Data items:
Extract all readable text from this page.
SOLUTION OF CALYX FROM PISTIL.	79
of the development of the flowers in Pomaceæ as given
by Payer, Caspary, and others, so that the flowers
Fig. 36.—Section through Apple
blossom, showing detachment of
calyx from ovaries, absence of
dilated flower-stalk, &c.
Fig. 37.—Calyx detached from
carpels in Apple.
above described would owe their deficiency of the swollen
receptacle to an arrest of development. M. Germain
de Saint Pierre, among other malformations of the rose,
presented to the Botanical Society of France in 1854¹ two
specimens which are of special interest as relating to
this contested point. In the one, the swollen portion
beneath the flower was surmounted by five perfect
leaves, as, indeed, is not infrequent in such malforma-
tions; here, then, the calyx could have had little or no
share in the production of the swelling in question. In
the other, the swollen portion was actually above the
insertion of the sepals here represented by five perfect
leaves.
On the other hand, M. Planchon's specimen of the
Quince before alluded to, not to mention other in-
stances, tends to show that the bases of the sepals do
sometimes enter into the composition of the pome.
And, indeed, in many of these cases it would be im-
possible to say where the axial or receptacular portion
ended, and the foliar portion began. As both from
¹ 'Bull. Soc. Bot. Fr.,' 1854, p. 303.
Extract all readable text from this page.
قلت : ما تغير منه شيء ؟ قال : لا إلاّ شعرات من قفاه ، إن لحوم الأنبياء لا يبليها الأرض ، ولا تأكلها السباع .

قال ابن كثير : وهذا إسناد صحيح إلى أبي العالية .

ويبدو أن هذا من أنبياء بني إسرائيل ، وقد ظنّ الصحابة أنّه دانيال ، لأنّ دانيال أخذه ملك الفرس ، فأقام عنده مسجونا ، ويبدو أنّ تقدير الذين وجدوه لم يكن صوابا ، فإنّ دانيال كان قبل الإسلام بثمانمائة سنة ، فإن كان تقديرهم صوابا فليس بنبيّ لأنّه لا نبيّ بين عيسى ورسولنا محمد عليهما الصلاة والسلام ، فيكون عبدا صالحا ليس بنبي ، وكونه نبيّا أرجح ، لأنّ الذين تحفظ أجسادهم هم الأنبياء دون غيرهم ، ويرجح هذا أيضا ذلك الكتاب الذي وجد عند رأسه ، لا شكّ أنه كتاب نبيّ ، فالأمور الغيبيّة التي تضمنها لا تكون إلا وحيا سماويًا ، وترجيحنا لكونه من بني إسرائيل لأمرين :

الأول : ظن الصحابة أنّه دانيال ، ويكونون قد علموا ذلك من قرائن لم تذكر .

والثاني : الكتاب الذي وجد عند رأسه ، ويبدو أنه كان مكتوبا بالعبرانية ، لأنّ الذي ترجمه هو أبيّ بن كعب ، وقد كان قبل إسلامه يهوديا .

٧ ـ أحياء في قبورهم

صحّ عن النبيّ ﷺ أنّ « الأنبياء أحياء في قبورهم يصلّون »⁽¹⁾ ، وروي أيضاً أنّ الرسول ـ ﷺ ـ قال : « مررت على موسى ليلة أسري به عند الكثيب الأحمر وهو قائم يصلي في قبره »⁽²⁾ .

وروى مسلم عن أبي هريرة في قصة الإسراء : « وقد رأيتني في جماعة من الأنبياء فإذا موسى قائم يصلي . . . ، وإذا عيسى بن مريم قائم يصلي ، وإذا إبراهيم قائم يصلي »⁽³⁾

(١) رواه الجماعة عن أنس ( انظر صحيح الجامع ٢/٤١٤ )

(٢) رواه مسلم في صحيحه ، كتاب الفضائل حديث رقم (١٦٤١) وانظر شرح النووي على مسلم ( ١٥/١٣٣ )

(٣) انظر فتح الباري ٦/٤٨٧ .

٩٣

* [AIM]
Show all lines from the data above in which the word "قبورهم" appears.

* [FULL OUTPUT]
٧ ـ أحياء في قبورهم
صحّ عن النبيّ ﷺ أنّ « الأنبياء أحياء في قبورهم يصلّون »⁽¹⁾ ، وروي أيضاً أنّ الرسول ـ ﷺ ـ قال : « مررت على موسى ليلة أسري به عند الكثيب الأحمر وهو قائم يصلي في قبره »⁽²⁾ .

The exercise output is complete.